» **RAW RECORDS**

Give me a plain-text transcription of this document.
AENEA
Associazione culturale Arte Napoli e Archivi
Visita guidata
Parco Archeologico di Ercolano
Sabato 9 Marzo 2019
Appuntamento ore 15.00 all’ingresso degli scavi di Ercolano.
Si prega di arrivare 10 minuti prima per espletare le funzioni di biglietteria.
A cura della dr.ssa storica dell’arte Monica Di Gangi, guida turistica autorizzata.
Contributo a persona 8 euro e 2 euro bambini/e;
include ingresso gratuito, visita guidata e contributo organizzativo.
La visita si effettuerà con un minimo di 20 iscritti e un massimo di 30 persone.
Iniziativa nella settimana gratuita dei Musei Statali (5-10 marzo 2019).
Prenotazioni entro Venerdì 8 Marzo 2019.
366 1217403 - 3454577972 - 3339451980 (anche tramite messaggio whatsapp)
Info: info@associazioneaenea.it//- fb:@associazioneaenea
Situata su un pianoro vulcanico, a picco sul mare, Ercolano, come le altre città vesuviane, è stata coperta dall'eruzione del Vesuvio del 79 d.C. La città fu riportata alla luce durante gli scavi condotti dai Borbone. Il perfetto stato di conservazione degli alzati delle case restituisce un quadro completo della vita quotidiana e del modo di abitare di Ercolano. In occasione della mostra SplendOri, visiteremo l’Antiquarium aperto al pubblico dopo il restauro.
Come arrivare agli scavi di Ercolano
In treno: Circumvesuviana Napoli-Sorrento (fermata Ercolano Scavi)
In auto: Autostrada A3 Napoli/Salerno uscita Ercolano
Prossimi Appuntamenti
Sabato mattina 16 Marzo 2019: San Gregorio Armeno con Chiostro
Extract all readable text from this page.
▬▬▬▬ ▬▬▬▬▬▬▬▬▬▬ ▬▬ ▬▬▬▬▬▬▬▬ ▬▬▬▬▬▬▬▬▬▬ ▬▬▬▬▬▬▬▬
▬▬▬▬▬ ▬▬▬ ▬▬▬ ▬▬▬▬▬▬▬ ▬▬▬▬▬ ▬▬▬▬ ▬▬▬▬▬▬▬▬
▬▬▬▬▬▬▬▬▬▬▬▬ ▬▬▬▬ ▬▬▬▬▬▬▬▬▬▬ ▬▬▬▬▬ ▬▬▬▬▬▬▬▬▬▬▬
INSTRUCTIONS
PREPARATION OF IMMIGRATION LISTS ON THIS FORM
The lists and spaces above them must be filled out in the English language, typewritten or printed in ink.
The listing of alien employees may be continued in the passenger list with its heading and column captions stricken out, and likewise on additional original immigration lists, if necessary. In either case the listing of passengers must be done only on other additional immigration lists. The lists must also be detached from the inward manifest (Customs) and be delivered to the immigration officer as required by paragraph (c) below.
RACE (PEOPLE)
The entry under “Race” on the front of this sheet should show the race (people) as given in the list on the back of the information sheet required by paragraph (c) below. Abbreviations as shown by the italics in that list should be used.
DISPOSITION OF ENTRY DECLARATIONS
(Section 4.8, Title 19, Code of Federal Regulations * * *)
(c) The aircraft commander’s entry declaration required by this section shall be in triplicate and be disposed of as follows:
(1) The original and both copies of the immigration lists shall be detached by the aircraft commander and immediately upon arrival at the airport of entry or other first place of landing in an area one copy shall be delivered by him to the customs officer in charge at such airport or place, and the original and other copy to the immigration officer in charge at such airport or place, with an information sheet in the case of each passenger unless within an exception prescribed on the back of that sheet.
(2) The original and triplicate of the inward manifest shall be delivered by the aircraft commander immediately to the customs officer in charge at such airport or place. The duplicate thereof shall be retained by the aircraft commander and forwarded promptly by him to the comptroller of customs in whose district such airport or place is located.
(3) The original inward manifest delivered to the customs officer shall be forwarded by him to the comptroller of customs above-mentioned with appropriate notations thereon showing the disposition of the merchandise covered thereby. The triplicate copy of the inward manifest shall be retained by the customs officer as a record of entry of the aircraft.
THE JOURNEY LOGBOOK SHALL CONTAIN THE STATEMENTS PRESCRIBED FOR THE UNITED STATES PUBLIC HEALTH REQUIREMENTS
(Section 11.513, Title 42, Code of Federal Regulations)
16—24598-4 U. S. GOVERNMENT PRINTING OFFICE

» **WRITTEN EXERCISE**
Go through the records above and retype each one exactly.

» **EXERCISE ANSWER**
Give me a plain-text transcription of this document.
AENEA
Associazione culturale Arte Napoli e Archivi
Visita guidata
Parco Archeologico di Ercolano
Sabato 9 Marzo 2019
Appuntamento ore 15.00 all’ingresso degli scavi di Ercolano.
Si prega di arrivare 10 minuti prima per espletare le funzioni di biglietteria.
A cura della dr.ssa storica dell’arte Monica Di Gangi, guida turistica autorizzata.
Contributo a persona 8 euro e 2 euro bambini/e;
include ingresso gratuito, visita guidata e contributo organizzativo.
La visita si effettuerà con un minimo di 20 iscritti e un massimo di 30 persone.
Iniziativa nella settimana gratuita dei Musei Statali (5-10 marzo 2019).
Prenotazioni entro Venerdì 8 Marzo 2019.
366 1217403 - 3454577972 - 3339451980 (anche tramite messaggio whatsapp)
Info: info@associazioneaenea.it//- fb:@associazioneaenea
Situata su un pianoro vulcanico, a picco sul mare, Ercolano, come le altre città vesuviane, è stata coperta dall'eruzione del Vesuvio del 79 d.C. La città fu riportata alla luce durante gli scavi condotti dai Borbone. Il perfetto stato di conservazione degli alzati delle case restituisce un quadro completo della vita quotidiana e del modo di abitare di Ercolano. In occasione della mostra SplendOri, visiteremo l’Antiquarium aperto al pubblico dopo il restauro.
Come arrivare agli scavi di Ercolano
In treno: Circumvesuviana Napoli-Sorrento (fermata Ercolano Scavi)
In auto: Autostrada A3 Napoli/Salerno uscita Ercolano
Prossimi Appuntamenti
Sabato mattina 16 Marzo 2019: San Gregorio Armeno con Chiostro
Extract all readable text from this page.
▬▬▬▬ ▬▬▬▬▬▬▬▬▬▬ ▬▬ ▬▬▬▬▬▬▬▬ ▬▬▬▬▬▬▬▬▬▬ ▬▬▬▬▬▬▬▬
▬▬▬▬▬ ▬▬▬ ▬▬▬ ▬▬▬▬▬▬▬ ▬▬▬▬▬ ▬▬▬▬ ▬▬▬▬▬▬▬▬
▬▬▬▬▬▬▬▬▬▬▬▬ ▬▬▬▬ ▬▬▬▬▬▬▬▬▬▬ ▬▬▬▬▬ ▬▬▬▬▬▬▬▬▬▬▬
INSTRUCTIONS
PREPARATION OF IMMIGRATION LISTS ON THIS FORM
The lists and spaces above them must be filled out in the English language, typewritten or printed in ink.
The listing of alien employees may be continued in the passenger list with its heading and column captions stricken out, and likewise on additional original immigration lists, if necessary. In either case the listing of passengers must be done only on other additional immigration lists. The lists must also be detached from the inward manifest (Customs) and be delivered to the immigration officer as required by paragraph (c) below.
RACE (PEOPLE)
The entry under “Race” on the front of this sheet should show the race (people) as given in the list on the back of the information sheet required by paragraph (c) below. Abbreviations as shown by the italics in that list should be used.
DISPOSITION OF ENTRY DECLARATIONS
(Section 4.8, Title 19, Code of Federal Regulations * * *)
(c) The aircraft commander’s entry declaration required by this section shall be in triplicate and be disposed of as follows:
(1) The original and both copies of the immigration lists shall be detached by the aircraft commander and immediately upon arrival at the airport of entry or other first place of landing in an area one copy shall be delivered by him to the customs officer in charge at such airport or place, and the original and other copy to the immigration officer in charge at such airport or place, with an information sheet in the case of each passenger unless within an exception prescribed on the back of that sheet.
(2) The original and triplicate of the inward manifest shall be delivered by the aircraft commander immediately to the customs officer in charge at such airport or place. The duplicate thereof shall be retained by the aircraft commander and forwarded promptly by him to the comptroller of customs in whose district such airport or place is located.
(3) The original inward manifest delivered to the customs officer shall be forwarded by him to the comptroller of customs above-mentioned with appropriate notations thereon showing the disposition of the merchandise covered thereby. The triplicate copy of the inward manifest shall be retained by the customs officer as a record of entry of the aircraft.
THE JOURNEY LOGBOOK SHALL CONTAIN THE STATEMENTS PRESCRIBED FOR THE UNITED STATES PUBLIC HEALTH REQUIREMENTS
(Section 11.513, Title 42, Code of Federal Regulations)
16—24598-4 U. S. GOVERNMENT PRINTING OFFICE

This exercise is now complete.